# Supplied entries
···

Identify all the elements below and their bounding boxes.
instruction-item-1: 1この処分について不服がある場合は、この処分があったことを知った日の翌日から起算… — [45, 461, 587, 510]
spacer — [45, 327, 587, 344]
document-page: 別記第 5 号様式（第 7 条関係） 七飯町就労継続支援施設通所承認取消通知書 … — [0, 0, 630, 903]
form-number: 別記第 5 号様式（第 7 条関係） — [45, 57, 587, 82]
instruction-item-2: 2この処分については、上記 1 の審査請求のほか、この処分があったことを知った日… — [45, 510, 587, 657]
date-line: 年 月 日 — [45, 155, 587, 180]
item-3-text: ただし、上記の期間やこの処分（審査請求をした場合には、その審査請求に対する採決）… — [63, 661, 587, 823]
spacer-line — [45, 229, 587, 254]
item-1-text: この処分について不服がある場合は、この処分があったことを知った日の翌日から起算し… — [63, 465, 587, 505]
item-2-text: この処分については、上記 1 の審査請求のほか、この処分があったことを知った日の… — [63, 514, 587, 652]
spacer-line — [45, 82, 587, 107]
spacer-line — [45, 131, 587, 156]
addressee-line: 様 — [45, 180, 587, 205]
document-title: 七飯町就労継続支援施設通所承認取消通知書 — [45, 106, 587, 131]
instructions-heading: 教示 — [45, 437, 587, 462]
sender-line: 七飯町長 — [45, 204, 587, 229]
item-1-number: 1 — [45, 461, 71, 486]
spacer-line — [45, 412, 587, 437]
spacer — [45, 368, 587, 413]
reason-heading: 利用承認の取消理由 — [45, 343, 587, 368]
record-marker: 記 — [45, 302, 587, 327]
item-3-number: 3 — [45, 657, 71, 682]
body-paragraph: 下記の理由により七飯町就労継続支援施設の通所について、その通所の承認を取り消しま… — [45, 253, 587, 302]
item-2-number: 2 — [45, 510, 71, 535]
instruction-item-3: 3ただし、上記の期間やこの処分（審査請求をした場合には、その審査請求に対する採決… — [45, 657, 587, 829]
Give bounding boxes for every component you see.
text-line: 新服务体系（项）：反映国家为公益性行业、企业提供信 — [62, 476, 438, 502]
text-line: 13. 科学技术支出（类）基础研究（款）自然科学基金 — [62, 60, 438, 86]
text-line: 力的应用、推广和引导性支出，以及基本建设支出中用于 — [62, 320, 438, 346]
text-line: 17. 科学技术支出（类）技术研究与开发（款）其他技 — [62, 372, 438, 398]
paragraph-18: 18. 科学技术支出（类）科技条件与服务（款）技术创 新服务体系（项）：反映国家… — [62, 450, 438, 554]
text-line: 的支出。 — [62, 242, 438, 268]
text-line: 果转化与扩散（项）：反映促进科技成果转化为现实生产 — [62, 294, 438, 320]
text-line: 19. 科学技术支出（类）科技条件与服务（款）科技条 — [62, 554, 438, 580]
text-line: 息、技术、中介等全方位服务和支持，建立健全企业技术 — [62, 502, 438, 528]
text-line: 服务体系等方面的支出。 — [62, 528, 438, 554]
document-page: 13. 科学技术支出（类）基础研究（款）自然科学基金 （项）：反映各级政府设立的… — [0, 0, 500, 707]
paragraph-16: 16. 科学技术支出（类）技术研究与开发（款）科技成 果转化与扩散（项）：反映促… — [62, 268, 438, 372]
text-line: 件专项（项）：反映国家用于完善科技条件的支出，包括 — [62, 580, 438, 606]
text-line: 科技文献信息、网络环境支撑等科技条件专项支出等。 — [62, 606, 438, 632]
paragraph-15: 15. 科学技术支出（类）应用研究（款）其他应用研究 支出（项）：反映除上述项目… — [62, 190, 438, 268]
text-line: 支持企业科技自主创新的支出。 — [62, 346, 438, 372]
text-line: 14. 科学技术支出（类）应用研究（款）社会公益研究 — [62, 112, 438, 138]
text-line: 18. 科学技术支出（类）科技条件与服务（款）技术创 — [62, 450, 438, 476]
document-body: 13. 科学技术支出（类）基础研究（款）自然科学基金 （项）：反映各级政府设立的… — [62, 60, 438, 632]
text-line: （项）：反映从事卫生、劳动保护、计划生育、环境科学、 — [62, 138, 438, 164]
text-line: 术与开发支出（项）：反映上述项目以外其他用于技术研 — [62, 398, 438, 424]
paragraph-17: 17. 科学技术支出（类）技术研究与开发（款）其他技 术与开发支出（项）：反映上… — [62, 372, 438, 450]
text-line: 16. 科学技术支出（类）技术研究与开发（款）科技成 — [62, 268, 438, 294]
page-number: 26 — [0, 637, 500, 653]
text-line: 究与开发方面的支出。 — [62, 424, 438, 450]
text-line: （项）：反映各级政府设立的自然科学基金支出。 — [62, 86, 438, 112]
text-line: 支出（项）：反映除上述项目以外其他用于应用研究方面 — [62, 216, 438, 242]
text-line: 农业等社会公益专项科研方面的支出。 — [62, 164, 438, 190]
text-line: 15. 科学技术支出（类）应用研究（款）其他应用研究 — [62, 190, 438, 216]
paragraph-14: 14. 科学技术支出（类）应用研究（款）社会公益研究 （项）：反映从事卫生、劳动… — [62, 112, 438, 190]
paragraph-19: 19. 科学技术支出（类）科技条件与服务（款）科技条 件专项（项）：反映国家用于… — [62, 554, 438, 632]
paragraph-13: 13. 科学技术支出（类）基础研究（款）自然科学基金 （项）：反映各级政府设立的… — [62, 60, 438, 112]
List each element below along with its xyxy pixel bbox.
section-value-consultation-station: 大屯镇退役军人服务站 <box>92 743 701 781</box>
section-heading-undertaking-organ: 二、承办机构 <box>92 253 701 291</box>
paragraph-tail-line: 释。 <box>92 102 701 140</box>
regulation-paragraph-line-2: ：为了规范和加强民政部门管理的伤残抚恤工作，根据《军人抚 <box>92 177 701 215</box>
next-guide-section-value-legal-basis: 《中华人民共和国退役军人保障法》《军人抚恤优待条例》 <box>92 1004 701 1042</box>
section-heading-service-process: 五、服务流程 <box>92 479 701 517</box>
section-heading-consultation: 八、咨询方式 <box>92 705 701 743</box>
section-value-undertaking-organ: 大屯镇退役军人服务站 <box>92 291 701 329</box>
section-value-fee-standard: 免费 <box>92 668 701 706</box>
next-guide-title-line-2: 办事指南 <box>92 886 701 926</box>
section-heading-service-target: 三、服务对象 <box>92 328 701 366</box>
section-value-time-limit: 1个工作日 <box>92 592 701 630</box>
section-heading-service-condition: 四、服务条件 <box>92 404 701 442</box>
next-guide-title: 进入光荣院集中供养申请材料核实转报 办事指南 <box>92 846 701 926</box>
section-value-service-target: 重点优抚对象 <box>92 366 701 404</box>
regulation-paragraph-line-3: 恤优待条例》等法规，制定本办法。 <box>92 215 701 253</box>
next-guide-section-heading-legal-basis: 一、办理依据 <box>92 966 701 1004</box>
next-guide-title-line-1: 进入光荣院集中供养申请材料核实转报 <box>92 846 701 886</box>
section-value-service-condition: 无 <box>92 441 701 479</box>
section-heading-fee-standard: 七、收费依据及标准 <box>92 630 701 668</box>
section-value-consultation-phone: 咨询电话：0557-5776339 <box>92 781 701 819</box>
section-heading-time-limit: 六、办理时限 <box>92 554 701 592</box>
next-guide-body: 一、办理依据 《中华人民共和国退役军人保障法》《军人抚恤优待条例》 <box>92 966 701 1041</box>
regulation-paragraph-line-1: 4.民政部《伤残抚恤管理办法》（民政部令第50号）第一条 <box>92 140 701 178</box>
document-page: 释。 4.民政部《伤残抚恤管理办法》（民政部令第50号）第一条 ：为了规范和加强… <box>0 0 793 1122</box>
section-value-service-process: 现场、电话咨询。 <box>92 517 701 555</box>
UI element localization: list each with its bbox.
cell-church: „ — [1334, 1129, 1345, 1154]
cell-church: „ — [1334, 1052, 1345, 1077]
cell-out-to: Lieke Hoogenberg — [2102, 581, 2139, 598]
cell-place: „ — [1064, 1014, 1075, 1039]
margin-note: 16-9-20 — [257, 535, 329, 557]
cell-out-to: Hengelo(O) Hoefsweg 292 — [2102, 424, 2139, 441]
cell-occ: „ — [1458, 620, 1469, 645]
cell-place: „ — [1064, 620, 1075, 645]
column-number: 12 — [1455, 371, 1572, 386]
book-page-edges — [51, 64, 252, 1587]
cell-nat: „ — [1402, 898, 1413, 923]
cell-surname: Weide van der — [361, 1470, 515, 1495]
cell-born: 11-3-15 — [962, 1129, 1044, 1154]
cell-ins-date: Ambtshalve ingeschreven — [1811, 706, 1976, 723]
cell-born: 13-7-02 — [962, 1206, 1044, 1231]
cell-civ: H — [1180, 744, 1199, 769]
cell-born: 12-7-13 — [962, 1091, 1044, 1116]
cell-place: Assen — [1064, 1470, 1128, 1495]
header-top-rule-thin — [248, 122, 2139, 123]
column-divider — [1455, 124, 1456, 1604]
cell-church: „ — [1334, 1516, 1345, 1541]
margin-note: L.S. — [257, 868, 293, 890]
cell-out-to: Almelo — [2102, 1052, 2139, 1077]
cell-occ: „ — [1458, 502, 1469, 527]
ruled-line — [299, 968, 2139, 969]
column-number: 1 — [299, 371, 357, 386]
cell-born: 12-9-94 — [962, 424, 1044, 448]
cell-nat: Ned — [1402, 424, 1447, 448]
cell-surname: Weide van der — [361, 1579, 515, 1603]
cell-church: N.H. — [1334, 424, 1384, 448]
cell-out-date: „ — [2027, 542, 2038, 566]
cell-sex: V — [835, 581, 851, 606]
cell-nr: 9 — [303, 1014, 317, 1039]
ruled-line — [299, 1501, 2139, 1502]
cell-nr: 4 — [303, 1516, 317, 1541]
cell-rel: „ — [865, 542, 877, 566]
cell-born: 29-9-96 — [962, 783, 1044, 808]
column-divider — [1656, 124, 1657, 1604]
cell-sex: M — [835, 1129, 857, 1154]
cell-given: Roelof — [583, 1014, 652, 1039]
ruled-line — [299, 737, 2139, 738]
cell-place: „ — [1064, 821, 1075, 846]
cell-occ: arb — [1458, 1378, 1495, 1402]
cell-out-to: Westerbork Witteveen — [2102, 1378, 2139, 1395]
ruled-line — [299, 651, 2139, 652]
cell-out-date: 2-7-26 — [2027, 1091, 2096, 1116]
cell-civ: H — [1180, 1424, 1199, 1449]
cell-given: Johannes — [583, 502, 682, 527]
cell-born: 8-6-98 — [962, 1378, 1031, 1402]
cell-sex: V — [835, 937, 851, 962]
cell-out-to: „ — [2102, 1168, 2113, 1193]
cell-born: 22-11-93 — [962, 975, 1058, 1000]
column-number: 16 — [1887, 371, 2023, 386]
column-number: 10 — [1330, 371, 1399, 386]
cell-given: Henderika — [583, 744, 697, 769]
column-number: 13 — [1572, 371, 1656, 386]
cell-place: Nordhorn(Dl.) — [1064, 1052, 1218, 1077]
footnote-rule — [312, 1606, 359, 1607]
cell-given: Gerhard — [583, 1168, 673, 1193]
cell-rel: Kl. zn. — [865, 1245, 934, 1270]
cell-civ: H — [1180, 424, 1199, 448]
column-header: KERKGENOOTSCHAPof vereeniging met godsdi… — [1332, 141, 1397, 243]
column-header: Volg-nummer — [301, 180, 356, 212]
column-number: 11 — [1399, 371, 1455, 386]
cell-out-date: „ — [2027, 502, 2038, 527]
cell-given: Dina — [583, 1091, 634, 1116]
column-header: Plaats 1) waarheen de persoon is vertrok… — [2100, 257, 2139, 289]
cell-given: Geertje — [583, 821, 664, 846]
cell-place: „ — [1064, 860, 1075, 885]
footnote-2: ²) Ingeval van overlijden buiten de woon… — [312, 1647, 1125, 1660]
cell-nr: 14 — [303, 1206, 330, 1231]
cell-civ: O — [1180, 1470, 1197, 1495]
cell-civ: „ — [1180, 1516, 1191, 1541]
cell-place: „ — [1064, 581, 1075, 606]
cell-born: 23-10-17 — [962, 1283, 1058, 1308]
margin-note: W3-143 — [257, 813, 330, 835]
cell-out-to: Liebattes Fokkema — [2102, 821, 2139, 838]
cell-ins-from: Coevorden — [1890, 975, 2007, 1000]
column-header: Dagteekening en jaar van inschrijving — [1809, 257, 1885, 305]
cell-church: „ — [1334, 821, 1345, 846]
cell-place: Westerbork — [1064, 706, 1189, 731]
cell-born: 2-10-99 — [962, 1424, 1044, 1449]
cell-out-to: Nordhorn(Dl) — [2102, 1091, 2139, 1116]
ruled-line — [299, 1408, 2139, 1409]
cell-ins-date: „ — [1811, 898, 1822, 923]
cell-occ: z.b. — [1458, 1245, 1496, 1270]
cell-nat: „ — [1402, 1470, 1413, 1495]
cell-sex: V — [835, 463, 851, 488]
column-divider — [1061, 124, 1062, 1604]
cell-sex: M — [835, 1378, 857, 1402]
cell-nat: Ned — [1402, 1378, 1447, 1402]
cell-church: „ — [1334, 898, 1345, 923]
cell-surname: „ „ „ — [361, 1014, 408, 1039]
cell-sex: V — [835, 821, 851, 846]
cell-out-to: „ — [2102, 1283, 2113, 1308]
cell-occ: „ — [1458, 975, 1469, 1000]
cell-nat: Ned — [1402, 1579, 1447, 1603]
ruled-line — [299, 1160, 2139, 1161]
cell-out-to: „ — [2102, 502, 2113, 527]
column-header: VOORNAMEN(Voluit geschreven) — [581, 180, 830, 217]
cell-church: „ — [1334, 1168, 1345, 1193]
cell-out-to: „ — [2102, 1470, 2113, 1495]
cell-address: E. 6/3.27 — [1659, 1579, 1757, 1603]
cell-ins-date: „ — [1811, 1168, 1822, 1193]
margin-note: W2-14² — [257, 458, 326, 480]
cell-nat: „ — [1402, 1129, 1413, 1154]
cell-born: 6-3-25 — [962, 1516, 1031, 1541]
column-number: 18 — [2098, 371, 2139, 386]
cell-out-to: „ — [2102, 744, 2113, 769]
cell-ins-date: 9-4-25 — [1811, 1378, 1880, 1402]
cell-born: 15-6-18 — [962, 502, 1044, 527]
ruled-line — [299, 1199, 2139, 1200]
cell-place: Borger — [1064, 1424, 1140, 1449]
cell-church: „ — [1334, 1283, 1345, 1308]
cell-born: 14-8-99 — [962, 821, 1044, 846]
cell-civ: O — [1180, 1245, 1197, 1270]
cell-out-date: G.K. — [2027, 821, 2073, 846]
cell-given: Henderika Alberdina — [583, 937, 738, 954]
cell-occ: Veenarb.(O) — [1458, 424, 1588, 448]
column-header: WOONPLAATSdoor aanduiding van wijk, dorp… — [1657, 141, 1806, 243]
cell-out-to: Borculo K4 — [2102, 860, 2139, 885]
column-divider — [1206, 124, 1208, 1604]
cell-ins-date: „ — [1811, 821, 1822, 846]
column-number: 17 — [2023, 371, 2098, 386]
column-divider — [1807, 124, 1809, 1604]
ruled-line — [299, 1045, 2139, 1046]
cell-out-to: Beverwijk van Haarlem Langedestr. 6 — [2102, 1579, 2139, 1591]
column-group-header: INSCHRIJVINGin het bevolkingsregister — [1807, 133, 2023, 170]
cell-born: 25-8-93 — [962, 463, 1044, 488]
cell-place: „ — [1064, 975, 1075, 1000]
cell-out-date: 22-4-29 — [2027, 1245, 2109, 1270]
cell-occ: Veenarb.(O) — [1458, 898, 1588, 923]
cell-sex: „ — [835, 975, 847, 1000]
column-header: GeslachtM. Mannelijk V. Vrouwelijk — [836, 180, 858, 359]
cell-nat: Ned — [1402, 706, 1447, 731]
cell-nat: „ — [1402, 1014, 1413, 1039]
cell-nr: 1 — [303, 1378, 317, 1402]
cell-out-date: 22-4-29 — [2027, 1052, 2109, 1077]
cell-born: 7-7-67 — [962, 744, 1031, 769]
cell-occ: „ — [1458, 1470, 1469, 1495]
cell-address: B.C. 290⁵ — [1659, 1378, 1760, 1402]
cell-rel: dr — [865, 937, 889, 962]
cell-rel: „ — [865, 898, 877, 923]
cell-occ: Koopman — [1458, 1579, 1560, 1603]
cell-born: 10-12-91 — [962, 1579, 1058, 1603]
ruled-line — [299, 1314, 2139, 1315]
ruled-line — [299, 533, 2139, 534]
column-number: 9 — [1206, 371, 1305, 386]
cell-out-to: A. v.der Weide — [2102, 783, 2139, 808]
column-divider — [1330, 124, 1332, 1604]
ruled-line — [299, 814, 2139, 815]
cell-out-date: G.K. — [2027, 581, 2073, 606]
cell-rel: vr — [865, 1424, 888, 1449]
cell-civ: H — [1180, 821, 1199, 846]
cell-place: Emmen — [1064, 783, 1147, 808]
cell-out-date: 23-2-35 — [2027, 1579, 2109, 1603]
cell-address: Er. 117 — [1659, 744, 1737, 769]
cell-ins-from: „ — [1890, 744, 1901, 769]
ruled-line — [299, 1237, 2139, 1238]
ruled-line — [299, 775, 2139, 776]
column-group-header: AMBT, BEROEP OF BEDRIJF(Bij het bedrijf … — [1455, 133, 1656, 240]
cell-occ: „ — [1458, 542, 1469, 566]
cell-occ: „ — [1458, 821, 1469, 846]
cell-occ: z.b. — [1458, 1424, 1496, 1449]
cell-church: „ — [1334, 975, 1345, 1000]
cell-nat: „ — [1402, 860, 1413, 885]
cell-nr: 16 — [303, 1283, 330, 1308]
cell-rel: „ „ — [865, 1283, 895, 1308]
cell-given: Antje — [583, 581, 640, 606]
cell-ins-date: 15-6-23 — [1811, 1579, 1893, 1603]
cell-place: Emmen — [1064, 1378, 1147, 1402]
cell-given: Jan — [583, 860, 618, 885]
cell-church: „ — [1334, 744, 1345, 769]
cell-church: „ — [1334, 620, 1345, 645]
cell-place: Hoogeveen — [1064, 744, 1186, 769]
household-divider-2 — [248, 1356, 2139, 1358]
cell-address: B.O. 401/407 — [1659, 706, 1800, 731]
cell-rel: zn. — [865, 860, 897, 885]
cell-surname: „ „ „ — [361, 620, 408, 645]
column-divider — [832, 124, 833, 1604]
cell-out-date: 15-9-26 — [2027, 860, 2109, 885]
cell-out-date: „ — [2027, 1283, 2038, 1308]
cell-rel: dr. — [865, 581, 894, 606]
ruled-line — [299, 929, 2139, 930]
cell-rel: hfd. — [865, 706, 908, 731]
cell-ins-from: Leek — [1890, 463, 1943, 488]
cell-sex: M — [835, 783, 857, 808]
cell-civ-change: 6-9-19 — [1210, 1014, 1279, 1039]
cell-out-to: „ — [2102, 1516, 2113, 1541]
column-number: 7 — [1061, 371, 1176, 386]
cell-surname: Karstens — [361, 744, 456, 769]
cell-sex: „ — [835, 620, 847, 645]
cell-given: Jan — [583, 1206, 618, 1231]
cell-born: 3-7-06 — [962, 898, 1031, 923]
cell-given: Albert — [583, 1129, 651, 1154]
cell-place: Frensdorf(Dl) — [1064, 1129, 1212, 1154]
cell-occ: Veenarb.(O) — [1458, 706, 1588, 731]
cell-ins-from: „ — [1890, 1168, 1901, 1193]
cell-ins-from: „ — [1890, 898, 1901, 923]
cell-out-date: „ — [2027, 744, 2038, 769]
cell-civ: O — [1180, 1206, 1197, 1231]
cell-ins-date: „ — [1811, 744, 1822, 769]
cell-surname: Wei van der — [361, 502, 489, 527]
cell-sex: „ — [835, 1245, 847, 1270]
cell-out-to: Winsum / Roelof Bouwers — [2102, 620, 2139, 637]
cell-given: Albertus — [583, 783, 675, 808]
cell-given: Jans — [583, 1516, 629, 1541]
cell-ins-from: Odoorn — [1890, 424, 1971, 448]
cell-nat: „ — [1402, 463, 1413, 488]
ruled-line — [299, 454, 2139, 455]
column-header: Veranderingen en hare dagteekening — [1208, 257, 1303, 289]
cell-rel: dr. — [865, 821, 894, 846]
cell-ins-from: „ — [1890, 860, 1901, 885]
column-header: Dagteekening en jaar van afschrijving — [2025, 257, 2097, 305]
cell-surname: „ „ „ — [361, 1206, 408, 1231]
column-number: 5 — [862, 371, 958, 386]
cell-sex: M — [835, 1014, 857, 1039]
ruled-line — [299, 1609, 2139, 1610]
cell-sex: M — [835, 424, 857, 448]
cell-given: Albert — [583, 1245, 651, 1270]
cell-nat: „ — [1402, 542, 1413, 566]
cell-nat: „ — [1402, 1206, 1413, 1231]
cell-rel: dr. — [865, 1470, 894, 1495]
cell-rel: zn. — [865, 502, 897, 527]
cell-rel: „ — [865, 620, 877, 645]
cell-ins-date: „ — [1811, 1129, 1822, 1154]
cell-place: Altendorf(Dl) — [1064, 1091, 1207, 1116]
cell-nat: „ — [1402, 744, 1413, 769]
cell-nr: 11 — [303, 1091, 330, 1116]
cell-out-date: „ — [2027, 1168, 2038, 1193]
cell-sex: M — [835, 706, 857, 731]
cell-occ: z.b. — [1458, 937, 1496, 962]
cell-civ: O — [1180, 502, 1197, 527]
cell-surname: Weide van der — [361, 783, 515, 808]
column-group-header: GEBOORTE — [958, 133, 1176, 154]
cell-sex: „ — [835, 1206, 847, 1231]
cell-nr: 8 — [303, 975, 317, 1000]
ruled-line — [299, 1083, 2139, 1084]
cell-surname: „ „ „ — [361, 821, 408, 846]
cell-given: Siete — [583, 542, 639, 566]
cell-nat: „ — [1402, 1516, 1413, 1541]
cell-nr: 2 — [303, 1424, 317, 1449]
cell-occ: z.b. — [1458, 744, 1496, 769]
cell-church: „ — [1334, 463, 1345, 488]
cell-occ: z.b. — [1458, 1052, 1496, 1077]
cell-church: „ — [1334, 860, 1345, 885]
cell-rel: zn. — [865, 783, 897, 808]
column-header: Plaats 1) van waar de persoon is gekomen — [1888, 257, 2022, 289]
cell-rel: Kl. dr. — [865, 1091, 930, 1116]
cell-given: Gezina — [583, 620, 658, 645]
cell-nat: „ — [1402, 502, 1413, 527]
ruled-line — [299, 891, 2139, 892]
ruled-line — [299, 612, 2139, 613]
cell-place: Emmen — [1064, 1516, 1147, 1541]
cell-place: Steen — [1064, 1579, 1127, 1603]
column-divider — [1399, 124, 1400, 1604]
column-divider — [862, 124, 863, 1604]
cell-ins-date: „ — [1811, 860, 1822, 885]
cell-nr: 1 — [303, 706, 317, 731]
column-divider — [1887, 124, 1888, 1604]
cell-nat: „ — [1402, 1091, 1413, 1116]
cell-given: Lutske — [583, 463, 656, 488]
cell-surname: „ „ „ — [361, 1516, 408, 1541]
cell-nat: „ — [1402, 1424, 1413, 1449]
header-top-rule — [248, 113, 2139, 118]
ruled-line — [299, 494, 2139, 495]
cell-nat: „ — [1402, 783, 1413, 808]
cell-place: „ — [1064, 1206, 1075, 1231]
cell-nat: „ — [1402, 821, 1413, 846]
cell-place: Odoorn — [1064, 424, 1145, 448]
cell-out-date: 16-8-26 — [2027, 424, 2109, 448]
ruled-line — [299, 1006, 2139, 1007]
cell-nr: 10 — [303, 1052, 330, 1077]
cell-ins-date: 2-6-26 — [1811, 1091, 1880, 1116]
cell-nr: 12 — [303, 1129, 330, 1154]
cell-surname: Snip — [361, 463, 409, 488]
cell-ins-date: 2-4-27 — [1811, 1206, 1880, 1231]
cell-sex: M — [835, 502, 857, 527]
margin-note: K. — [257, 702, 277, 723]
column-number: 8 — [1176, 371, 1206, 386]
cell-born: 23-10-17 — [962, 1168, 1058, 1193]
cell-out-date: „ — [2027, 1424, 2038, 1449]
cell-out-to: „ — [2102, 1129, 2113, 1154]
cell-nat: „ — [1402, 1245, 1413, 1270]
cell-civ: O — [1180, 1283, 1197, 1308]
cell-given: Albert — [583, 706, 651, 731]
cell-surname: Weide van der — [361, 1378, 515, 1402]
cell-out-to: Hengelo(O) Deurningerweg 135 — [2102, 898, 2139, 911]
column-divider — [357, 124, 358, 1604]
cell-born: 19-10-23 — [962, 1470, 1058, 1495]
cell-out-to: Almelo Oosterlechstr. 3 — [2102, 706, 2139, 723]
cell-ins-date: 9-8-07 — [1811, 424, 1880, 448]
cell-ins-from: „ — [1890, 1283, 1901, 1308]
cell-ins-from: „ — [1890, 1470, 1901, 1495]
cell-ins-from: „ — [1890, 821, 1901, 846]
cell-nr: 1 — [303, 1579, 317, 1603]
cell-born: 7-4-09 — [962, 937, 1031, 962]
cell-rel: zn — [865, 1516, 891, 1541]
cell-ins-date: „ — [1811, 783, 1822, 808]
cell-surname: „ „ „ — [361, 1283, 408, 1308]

···

# Exercise objective
Duplicate, word for word, the entries above from the very first line through the line containing "body-paragraph: 下記の理由により七飯町就労継続支援施設の通所について、その通所の承認を取り消しま… —", including both of those lines.

# Right answer
Identify all the elements below and their bounding boxes.
instruction-item-1: 1この処分について不服がある場合は、この処分があったことを知った日の翌日から起算… — [45, 461, 587, 510]
spacer — [45, 327, 587, 344]
document-page: 別記第 5 号様式（第 7 条関係） 七飯町就労継続支援施設通所承認取消通知書 … — [0, 0, 630, 903]
form-number: 別記第 5 号様式（第 7 条関係） — [45, 57, 587, 82]
instruction-item-2: 2この処分については、上記 1 の審査請求のほか、この処分があったことを知った日… — [45, 510, 587, 657]
date-line: 年 月 日 — [45, 155, 587, 180]
item-3-text: ただし、上記の期間やこの処分（審査請求をした場合には、その審査請求に対する採決）… — [63, 661, 587, 823]
spacer-line — [45, 229, 587, 254]
item-1-text: この処分について不服がある場合は、この処分があったことを知った日の翌日から起算し… — [63, 465, 587, 505]
item-2-text: この処分については、上記 1 の審査請求のほか、この処分があったことを知った日の… — [63, 514, 587, 652]
spacer-line — [45, 82, 587, 107]
spacer-line — [45, 131, 587, 156]
addressee-line: 様 — [45, 180, 587, 205]
document-title: 七飯町就労継続支援施設通所承認取消通知書 — [45, 106, 587, 131]
instructions-heading: 教示 — [45, 437, 587, 462]
sender-line: 七飯町長 — [45, 204, 587, 229]
item-1-number: 1 — [45, 461, 71, 486]
spacer-line — [45, 412, 587, 437]
spacer — [45, 368, 587, 413]
reason-heading: 利用承認の取消理由 — [45, 343, 587, 368]
record-marker: 記 — [45, 302, 587, 327]
item-3-number: 3 — [45, 657, 71, 682]
body-paragraph: 下記の理由により七飯町就労継続支援施設の通所について、その通所の承認を取り消しま… — [45, 253, 587, 302]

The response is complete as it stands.